- _Exercise task_
Repeat, exactly and in full, the lines of the listing below, but without any pictures.

[begin Provided data]

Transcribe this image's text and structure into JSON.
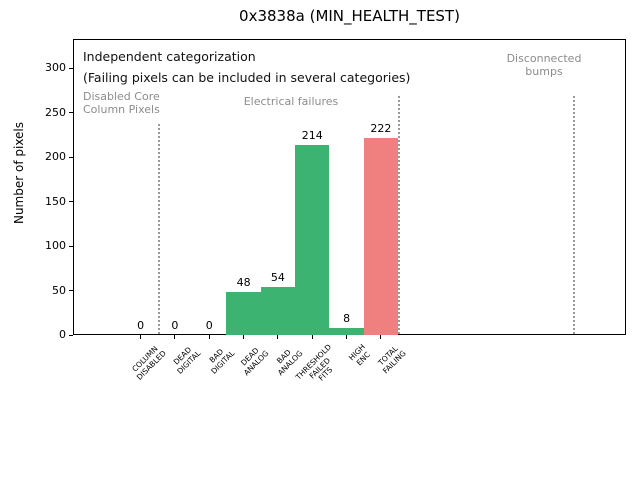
{
  "chart_data": {
    "type": "bar",
    "title": "0x3838a (MIN_HEALTH_TEST)",
    "ylabel": "Number of pixels",
    "xlabel": "",
    "ylim": [
      0,
      333
    ],
    "yticks": [
      0,
      50,
      100,
      150,
      200,
      250,
      300
    ],
    "grid": "off",
    "legend": "none",
    "categories": [
      "COLUMN\nDISABLED",
      "DEAD\nDIGITAL",
      "BAD\nDIGITAL",
      "DEAD\nANALOG",
      "BAD\nANALOG",
      "THRESHOLD\nFAILED\nFITS",
      "HIGH\nENC",
      "TOTAL\nFAILING"
    ],
    "values": [
      0,
      0,
      0,
      48,
      54,
      214,
      8,
      222
    ],
    "bar_value_labels": [
      "0",
      "0",
      "0",
      "48",
      "54",
      "214",
      "8",
      "222"
    ],
    "bar_colors": [
      "#3cb371",
      "#3cb371",
      "#3cb371",
      "#3cb371",
      "#3cb371",
      "#3cb371",
      "#3cb371",
      "#f08080"
    ],
    "bar_width": 1.0,
    "separators_at_category_index": [
      0.5,
      7.5,
      12.6
    ],
    "annotations": {
      "note_line1": "Independent categorization",
      "note_line2": "(Failing pixels can be included in several categories)",
      "section_disabled": "Disabled Core\nColumn Pixels",
      "section_electrical": "Electrical failures",
      "section_disconnected": "Disconnected\nbumps"
    },
    "colors": {
      "bar_green": "#3cb371",
      "bar_red": "#f08080",
      "section_text_gray": "#8c8c8c",
      "separator_gray": "#999999",
      "axis_black": "#000000"
    }
  }
}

[end Provided data]

- _Correct answer_
Transcribe this image's text and structure into JSON.
{
  "chart_data": {
    "type": "bar",
    "title": "0x3838a (MIN_HEALTH_TEST)",
    "ylabel": "Number of pixels",
    "xlabel": "",
    "ylim": [
      0,
      333
    ],
    "yticks": [
      0,
      50,
      100,
      150,
      200,
      250,
      300
    ],
    "grid": "off",
    "legend": "none",
    "categories": [
      "COLUMN\nDISABLED",
      "DEAD\nDIGITAL",
      "BAD\nDIGITAL",
      "DEAD\nANALOG",
      "BAD\nANALOG",
      "THRESHOLD\nFAILED\nFITS",
      "HIGH\nENC",
      "TOTAL\nFAILING"
    ],
    "values": [
      0,
      0,
      0,
      48,
      54,
      214,
      8,
      222
    ],
    "bar_value_labels": [
      "0",
      "0",
      "0",
      "48",
      "54",
      "214",
      "8",
      "222"
    ],
    "bar_colors": [
      "#3cb371",
      "#3cb371",
      "#3cb371",
      "#3cb371",
      "#3cb371",
      "#3cb371",
      "#3cb371",
      "#f08080"
    ],
    "bar_width": 1.0,
    "separators_at_category_index": [
      0.5,
      7.5,
      12.6
    ],
    "annotations": {
      "note_line1": "Independent categorization",
      "note_line2": "(Failing pixels can be included in several categories)",
      "section_disabled": "Disabled Core\nColumn Pixels",
      "section_electrical": "Electrical failures",
      "section_disconnected": "Disconnected\nbumps"
    },
    "colors": {
      "bar_green": "#3cb371",
      "bar_red": "#f08080",
      "section_text_gray": "#8c8c8c",
      "separator_gray": "#999999",
      "axis_black": "#000000"
    }
  }
}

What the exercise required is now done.